Written exercise - Write the records below out again exactly as given, with no images.

Saved entries -
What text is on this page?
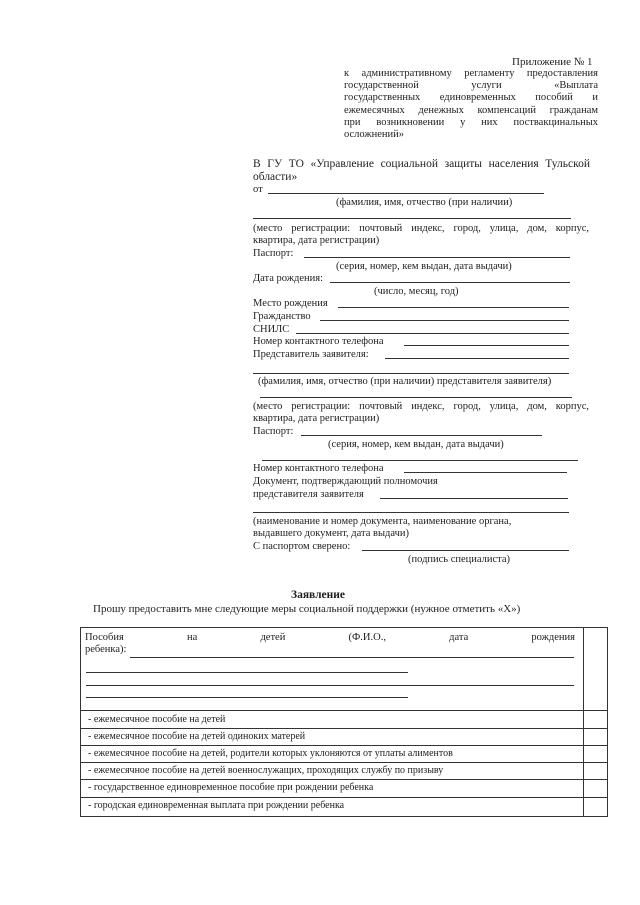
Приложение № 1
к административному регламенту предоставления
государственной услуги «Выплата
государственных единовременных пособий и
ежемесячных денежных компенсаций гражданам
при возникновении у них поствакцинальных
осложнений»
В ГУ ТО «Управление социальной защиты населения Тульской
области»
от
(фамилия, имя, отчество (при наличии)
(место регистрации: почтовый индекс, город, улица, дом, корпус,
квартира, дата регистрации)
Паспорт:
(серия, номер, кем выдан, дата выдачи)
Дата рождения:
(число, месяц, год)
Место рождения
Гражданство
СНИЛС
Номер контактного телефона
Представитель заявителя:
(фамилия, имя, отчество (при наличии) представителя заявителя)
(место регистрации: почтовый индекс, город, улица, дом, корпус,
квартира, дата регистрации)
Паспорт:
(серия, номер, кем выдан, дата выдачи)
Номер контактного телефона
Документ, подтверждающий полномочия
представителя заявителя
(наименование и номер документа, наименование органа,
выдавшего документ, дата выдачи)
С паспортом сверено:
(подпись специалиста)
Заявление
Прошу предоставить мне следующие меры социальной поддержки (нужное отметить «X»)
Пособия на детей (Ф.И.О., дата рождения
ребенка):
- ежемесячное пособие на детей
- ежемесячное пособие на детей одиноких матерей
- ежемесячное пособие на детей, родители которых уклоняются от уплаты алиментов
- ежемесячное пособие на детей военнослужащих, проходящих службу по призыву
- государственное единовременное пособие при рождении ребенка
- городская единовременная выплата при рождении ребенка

Task response -
What text is on this page?
Приложение № 1
к административному регламенту предоставления
государственной услуги «Выплата
государственных единовременных пособий и
ежемесячных денежных компенсаций гражданам
при возникновении у них поствакцинальных
осложнений»
В ГУ ТО «Управление социальной защиты населения Тульской
области»
от
(фамилия, имя, отчество (при наличии)
(место регистрации: почтовый индекс, город, улица, дом, корпус,
квартира, дата регистрации)
Паспорт:
(серия, номер, кем выдан, дата выдачи)
Дата рождения:
(число, месяц, год)
Место рождения
Гражданство
СНИЛС
Номер контактного телефона
Представитель заявителя:
(фамилия, имя, отчество (при наличии) представителя заявителя)
(место регистрации: почтовый индекс, город, улица, дом, корпус,
квартира, дата регистрации)
Паспорт:
(серия, номер, кем выдан, дата выдачи)
Номер контактного телефона
Документ, подтверждающий полномочия
представителя заявителя
(наименование и номер документа, наименование органа,
выдавшего документ, дата выдачи)
С паспортом сверено:
(подпись специалиста)
Заявление
Прошу предоставить мне следующие меры социальной поддержки (нужное отметить «X»)
Пособия на детей (Ф.И.О., дата рождения
ребенка):
- ежемесячное пособие на детей
- ежемесячное пособие на детей одиноких матерей
- ежемесячное пособие на детей, родители которых уклоняются от уплаты алиментов
- ежемесячное пособие на детей военнослужащих, проходящих службу по призыву
- государственное единовременное пособие при рождении ребенка
- городская единовременная выплата при рождении ребенка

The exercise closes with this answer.